━━━ Stored records

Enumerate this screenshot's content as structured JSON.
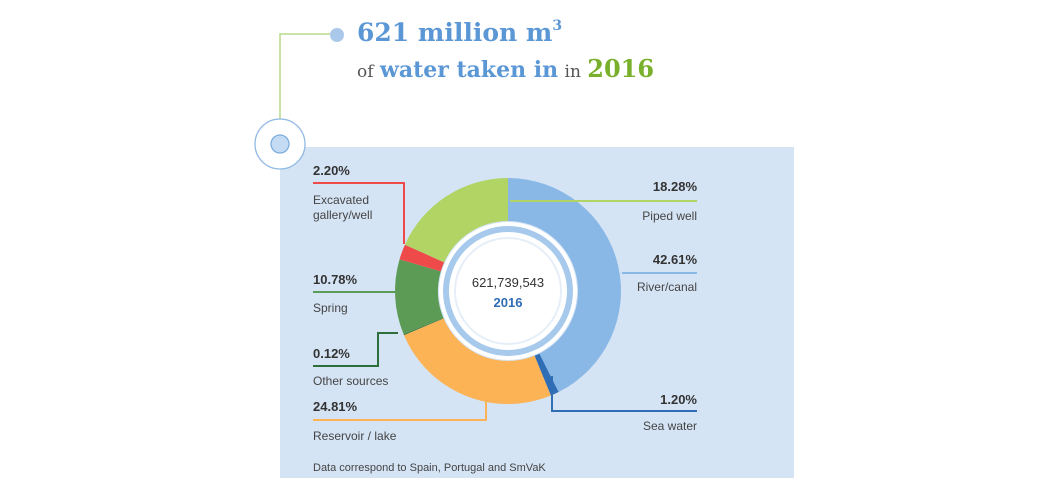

━━━━━━
━━━ Stored records

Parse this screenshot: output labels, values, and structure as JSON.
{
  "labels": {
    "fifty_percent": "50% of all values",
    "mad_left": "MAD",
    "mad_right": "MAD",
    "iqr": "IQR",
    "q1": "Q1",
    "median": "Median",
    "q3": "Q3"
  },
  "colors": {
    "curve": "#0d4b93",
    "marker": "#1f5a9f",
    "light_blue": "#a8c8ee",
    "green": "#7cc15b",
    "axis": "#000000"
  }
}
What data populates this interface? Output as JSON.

━━━━━━

From the records above, print exactly the lines that run from the line with "Parse this screenshot: output" to the line with "What data populates", inclusive.

- _Task answer_
Parse this screenshot: output labels, values, and structure as JSON.
{
  "labels": {
    "fifty_percent": "50% of all values",
    "mad_left": "MAD",
    "mad_right": "MAD",
    "iqr": "IQR",
    "q1": "Q1",
    "median": "Median",
    "q3": "Q3"
  },
  "colors": {
    "curve": "#0d4b93",
    "marker": "#1f5a9f",
    "light_blue": "#a8c8ee",
    "green": "#7cc15b",
    "axis": "#000000"
  }
}
What data populates this interface? Output as JSON.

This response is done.